• **STATED TASK**:
Copy out every line in which the string "лесорастительных" occurs.

## Start DATA FOR THE TASK

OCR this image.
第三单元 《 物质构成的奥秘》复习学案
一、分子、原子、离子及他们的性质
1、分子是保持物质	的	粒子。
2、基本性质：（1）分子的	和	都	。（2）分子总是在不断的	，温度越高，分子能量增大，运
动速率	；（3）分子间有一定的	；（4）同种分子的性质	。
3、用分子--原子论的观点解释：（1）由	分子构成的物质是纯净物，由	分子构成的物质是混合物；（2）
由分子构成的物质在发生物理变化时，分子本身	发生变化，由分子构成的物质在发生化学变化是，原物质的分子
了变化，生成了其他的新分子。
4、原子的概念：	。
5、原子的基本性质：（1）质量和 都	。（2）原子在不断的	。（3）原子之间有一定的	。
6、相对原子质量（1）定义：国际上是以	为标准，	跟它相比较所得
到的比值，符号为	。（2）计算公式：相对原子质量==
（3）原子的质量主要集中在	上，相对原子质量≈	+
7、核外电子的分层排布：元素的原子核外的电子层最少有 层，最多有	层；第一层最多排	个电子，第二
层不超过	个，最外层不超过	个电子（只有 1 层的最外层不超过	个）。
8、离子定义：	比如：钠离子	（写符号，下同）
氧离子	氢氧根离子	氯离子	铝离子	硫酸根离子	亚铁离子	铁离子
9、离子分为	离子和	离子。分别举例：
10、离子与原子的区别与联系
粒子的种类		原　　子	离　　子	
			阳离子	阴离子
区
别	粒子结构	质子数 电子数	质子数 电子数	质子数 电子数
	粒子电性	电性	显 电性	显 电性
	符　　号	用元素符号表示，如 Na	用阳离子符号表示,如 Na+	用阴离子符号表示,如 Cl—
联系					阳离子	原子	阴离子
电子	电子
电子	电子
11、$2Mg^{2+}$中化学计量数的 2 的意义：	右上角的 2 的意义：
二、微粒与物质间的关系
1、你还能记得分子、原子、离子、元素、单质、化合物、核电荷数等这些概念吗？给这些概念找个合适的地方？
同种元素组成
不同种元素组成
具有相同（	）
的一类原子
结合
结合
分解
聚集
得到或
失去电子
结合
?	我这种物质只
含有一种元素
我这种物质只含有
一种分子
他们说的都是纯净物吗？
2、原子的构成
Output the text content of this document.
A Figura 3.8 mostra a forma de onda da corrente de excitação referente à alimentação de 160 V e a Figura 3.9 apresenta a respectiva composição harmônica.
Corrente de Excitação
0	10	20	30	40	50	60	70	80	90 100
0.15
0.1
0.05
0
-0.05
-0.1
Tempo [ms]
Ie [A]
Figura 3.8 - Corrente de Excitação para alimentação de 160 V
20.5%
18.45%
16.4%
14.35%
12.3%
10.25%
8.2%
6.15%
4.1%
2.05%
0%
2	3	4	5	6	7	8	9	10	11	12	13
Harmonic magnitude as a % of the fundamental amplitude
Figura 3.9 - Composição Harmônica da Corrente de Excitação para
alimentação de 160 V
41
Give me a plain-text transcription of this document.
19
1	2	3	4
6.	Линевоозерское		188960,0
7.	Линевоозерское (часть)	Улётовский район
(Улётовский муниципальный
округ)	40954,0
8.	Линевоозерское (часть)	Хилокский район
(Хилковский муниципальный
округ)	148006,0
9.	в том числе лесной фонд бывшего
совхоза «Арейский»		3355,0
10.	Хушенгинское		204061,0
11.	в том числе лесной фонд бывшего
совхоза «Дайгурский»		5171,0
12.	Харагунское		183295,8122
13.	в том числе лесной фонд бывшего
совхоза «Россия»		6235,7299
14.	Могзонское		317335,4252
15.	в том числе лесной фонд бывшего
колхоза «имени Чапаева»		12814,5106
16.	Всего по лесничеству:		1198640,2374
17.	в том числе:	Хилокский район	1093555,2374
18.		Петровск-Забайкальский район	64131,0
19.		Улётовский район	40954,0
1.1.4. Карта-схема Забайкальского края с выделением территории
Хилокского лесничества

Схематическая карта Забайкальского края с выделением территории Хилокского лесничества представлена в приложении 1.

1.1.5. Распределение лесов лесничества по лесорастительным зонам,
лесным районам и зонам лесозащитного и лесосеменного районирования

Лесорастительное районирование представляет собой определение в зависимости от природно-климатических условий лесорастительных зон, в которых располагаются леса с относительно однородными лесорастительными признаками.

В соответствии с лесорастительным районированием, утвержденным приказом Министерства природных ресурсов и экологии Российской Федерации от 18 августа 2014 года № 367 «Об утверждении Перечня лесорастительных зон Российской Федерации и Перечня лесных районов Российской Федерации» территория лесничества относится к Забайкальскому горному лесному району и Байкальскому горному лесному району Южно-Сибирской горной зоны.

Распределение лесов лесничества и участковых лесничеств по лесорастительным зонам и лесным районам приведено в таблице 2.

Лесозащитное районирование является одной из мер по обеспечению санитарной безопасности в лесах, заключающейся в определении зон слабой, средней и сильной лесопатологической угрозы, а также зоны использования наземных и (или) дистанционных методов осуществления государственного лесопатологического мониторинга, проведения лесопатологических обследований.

## End DATA FOR THE TASK

• **SOLUTION FOR THIS TASK**:
Лесорастительное районирование представляет собой определение в зависимости от природно-климатических условий лесорастительных зон, в которых располагаются леса с относительно однородными лесорастительными признаками.
В соответствии с лесорастительным районированием, утвержденным приказом Министерства природных ресурсов и экологии Российской Федерации от 18 августа 2014 года № 367 «Об утверждении Перечня лесорастительных зон Российской Федерации и Перечня лесных районов Российской Федерации» территория лесничества относится к Забайкальскому горному лесному району и Байкальскому горному лесному району Южно-Сибирской горной зоны.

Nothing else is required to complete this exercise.